TASK DESCRIPTION. Restate the entries below verbatim.

RECORDS FOR PROCESSING.
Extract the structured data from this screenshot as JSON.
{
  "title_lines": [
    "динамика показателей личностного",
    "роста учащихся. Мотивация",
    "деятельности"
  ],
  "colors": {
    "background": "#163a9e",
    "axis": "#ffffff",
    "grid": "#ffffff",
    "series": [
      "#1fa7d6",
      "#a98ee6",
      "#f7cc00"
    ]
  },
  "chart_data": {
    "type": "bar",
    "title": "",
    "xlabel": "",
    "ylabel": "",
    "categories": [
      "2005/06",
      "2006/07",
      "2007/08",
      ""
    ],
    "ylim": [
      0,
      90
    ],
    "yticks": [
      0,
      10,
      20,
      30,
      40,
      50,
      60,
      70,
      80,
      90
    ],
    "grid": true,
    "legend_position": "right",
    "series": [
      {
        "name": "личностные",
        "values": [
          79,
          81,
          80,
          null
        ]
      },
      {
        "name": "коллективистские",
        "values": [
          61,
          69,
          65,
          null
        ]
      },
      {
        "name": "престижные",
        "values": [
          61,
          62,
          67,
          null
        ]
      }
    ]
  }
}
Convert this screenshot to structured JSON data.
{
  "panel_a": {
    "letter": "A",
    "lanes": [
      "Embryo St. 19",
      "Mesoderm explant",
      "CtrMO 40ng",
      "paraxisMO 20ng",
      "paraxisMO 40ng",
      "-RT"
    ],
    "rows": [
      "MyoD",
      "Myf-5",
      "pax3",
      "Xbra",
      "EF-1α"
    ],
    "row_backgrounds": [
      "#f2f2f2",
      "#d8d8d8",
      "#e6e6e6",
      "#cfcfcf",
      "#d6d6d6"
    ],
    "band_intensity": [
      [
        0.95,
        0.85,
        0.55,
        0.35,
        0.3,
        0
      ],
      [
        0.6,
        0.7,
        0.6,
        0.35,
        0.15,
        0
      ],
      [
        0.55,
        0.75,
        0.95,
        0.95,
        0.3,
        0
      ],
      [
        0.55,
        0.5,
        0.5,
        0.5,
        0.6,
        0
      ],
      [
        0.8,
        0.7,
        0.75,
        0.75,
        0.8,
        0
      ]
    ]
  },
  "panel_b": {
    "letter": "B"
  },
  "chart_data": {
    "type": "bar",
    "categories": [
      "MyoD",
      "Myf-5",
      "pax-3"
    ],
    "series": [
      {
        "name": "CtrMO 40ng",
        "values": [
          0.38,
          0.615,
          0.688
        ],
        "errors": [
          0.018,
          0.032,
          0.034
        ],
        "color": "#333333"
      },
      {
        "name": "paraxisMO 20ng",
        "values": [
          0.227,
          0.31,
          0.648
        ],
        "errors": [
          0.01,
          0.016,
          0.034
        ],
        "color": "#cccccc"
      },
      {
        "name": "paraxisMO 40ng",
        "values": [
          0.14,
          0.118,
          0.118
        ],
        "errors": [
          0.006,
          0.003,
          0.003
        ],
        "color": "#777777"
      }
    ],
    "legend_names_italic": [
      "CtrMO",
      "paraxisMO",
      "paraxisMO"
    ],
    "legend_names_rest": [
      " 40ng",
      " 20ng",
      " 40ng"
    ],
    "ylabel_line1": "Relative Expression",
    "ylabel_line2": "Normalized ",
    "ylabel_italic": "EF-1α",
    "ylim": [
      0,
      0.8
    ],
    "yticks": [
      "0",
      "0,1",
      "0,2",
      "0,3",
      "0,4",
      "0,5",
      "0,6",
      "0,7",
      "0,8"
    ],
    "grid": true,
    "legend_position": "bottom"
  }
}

RESULT FOR THIS TASK.
Extract the structured data from this screenshot as JSON.
{
  "title_lines": [
    "динамика показателей личностного",
    "роста учащихся. Мотивация",
    "деятельности"
  ],
  "colors": {
    "background": "#163a9e",
    "axis": "#ffffff",
    "grid": "#ffffff",
    "series": [
      "#1fa7d6",
      "#a98ee6",
      "#f7cc00"
    ]
  },
  "chart_data": {
    "type": "bar",
    "title": "",
    "xlabel": "",
    "ylabel": "",
    "categories": [
      "2005/06",
      "2006/07",
      "2007/08",
      ""
    ],
    "ylim": [
      0,
      90
    ],
    "yticks": [
      0,
      10,
      20,
      30,
      40,
      50,
      60,
      70,
      80,
      90
    ],
    "grid": true,
    "legend_position": "right",
    "series": [
      {
        "name": "личностные",
        "values": [
          79,
          81,
          80,
          null
        ]
      },
      {
        "name": "коллективистские",
        "values": [
          61,
          69,
          65,
          null
        ]
      },
      {
        "name": "престижные",
        "values": [
          61,
          62,
          67,
          null
        ]
      }
    ]
  }
}
Convert this screenshot to structured JSON data.
{
  "panel_a": {
    "letter": "A",
    "lanes": [
      "Embryo St. 19",
      "Mesoderm explant",
      "CtrMO 40ng",
      "paraxisMO 20ng",
      "paraxisMO 40ng",
      "-RT"
    ],
    "rows": [
      "MyoD",
      "Myf-5",
      "pax3",
      "Xbra",
      "EF-1α"
    ],
    "row_backgrounds": [
      "#f2f2f2",
      "#d8d8d8",
      "#e6e6e6",
      "#cfcfcf",
      "#d6d6d6"
    ],
    "band_intensity": [
      [
        0.95,
        0.85,
        0.55,
        0.35,
        0.3,
        0
      ],
      [
        0.6,
        0.7,
        0.6,
        0.35,
        0.15,
        0
      ],
      [
        0.55,
        0.75,
        0.95,
        0.95,
        0.3,
        0
      ],
      [
        0.55,
        0.5,
        0.5,
        0.5,
        0.6,
        0
      ],
      [
        0.8,
        0.7,
        0.75,
        0.75,
        0.8,
        0
      ]
    ]
  },
  "panel_b": {
    "letter": "B"
  },
  "chart_data": {
    "type": "bar",
    "categories": [
      "MyoD",
      "Myf-5",
      "pax-3"
    ],
    "series": [
      {
        "name": "CtrMO 40ng",
        "values": [
          0.38,
          0.615,
          0.688
        ],
        "errors": [
          0.018,
          0.032,
          0.034
        ],
        "color": "#333333"
      },
      {
        "name": "paraxisMO 20ng",
        "values": [
          0.227,
          0.31,
          0.648
        ],
        "errors": [
          0.01,
          0.016,
          0.034
        ],
        "color": "#cccccc"
      },
      {
        "name": "paraxisMO 40ng",
        "values": [
          0.14,
          0.118,
          0.118
        ],
        "errors": [
          0.006,
          0.003,
          0.003
        ],
        "color": "#777777"
      }
    ],
    "legend_names_italic": [
      "CtrMO",
      "paraxisMO",
      "paraxisMO"
    ],
    "legend_names_rest": [
      " 40ng",
      " 20ng",
      " 40ng"
    ],
    "ylabel_line1": "Relative Expression",
    "ylabel_line2": "Normalized ",
    "ylabel_italic": "EF-1α",
    "ylim": [
      0,
      0.8
    ],
    "yticks": [
      "0",
      "0,1",
      "0,2",
      "0,3",
      "0,4",
      "0,5",
      "0,6",
      "0,7",
      "0,8"
    ],
    "grid": true,
    "legend_position": "bottom"
  }
}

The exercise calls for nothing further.